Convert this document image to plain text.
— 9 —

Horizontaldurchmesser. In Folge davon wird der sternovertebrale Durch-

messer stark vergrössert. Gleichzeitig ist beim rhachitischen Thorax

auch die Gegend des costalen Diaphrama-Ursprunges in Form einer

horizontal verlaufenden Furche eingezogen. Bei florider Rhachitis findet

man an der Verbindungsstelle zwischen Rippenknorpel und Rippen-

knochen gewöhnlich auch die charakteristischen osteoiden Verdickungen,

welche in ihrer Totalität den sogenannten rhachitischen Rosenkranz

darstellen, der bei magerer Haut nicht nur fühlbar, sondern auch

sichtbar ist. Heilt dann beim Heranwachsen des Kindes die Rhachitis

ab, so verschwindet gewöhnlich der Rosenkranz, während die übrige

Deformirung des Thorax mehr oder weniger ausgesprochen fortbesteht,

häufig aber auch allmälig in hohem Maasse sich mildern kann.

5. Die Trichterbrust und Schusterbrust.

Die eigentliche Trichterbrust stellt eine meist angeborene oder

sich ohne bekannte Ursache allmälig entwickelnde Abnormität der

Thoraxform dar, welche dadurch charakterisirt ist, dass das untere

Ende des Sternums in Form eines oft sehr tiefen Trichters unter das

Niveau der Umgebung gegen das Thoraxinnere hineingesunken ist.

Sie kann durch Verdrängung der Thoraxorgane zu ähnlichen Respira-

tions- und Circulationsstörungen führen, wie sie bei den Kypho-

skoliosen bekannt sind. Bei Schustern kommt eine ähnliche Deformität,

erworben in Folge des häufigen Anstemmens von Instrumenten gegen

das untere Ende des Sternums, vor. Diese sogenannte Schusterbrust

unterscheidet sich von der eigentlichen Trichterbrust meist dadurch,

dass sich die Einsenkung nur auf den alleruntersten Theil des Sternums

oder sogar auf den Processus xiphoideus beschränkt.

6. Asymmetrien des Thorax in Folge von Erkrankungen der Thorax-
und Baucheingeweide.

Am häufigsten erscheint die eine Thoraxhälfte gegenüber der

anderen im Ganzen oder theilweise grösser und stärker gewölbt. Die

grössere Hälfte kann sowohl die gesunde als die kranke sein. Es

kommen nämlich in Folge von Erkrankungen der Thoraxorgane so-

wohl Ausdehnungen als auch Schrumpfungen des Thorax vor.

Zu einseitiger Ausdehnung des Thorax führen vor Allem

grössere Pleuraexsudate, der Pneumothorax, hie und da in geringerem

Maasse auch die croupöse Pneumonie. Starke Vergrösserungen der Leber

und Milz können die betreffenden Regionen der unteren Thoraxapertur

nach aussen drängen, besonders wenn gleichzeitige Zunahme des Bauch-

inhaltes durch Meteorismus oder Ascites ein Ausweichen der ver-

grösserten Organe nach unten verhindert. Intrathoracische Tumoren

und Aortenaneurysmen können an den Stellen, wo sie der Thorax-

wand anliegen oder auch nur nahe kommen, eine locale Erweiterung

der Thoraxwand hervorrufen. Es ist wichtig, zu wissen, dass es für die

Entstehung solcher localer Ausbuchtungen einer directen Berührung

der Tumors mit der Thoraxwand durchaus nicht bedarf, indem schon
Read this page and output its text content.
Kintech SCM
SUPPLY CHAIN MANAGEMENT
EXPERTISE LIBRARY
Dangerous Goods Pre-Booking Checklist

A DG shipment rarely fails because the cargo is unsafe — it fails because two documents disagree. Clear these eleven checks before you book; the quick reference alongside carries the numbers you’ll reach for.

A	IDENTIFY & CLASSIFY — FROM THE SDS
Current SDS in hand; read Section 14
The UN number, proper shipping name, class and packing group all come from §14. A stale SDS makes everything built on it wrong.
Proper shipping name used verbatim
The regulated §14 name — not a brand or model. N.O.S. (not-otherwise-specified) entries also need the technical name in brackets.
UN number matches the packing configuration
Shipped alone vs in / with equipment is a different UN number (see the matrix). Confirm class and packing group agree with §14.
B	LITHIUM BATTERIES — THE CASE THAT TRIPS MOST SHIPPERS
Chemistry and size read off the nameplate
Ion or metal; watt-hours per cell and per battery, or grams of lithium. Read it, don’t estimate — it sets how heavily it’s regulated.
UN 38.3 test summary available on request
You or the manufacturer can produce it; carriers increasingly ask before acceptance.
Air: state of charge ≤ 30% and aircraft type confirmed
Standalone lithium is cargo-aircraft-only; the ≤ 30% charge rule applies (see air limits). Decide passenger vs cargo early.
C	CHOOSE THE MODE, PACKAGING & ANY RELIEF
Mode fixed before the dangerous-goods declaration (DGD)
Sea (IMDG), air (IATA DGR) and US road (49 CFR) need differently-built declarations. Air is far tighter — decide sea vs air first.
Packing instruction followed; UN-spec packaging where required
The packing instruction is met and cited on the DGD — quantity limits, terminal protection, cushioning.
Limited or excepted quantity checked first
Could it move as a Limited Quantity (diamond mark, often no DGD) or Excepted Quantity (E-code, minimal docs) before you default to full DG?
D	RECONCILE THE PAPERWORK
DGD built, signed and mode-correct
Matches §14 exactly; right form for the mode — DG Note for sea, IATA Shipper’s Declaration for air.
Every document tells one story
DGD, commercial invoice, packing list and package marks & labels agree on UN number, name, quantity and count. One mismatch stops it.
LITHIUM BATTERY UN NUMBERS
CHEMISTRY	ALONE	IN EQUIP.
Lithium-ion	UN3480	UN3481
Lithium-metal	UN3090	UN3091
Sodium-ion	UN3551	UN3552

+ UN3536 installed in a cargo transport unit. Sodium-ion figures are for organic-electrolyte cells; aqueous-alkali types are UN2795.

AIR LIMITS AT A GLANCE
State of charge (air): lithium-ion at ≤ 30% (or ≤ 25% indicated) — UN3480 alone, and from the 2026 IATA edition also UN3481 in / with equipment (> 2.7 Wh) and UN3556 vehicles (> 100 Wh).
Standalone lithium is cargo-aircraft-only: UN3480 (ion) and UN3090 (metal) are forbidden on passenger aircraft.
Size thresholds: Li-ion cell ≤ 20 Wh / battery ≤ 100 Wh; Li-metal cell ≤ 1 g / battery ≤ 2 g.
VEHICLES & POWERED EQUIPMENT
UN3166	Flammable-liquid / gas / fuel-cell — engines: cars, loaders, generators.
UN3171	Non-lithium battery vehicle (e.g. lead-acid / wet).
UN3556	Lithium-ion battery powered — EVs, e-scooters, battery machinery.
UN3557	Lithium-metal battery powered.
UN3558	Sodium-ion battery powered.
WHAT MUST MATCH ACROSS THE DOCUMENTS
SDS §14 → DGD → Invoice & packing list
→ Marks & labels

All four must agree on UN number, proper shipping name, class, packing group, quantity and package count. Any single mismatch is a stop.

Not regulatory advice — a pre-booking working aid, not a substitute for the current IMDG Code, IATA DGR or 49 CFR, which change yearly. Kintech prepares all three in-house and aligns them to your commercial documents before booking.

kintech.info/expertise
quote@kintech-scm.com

» **Your goal**
Your answer should be one number: how many lines of the records hold "Thoraxwand".

» **Expected answer**
2